PROBLEM REQUIREMENTS — Copy out each line of the material below that holds the string "Outputs".

GIVEN DATA —
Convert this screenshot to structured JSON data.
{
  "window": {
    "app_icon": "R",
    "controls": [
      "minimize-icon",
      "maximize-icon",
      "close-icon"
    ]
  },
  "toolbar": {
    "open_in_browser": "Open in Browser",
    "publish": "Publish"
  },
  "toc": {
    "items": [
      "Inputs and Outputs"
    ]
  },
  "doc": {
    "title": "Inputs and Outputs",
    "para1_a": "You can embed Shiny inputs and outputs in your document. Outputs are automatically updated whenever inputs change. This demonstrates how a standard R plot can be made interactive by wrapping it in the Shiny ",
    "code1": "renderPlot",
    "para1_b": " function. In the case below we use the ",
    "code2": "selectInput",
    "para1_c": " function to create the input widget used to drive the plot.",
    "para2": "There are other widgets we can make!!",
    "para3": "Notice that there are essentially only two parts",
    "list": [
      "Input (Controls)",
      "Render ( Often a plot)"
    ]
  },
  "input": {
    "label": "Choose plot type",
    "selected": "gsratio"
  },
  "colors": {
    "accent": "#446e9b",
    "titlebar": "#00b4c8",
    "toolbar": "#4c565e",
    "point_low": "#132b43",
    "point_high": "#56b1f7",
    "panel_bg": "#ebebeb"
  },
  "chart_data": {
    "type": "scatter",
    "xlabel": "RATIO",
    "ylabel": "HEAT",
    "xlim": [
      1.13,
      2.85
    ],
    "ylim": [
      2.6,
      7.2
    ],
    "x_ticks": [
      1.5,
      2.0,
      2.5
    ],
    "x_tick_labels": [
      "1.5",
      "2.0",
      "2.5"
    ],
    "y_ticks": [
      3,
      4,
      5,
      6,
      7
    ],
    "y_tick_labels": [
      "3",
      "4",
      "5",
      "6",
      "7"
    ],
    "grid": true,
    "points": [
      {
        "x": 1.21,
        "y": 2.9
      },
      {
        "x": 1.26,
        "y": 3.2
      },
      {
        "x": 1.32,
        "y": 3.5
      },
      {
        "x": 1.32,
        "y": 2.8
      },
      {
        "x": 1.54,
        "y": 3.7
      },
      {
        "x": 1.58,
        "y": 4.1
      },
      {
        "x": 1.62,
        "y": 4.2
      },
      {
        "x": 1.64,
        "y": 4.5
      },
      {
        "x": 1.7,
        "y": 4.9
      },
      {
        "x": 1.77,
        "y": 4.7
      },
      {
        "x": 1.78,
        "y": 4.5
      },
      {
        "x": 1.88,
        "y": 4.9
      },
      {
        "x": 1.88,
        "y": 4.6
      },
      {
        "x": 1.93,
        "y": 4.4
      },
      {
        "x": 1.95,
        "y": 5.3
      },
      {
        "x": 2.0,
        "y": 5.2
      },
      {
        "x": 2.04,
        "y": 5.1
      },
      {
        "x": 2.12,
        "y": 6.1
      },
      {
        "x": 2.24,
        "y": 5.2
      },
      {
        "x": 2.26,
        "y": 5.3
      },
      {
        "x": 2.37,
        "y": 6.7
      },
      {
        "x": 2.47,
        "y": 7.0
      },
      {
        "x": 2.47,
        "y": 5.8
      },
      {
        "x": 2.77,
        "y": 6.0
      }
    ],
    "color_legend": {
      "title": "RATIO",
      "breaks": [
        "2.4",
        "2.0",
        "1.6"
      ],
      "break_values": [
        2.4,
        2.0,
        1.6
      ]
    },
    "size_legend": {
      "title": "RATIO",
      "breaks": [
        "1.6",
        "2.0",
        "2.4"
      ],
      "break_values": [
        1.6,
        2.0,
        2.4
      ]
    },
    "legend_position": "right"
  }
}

EXERCISE RESPONSE —
      "Inputs and Outputs"
    "title": "Inputs and Outputs",
    "para1_a": "You can embed Shiny inputs and outputs in your document. Outputs are automatically updated whenever inputs change. This demonstrates how a standard R plot can be made interactive by wrapping it in the Shiny ",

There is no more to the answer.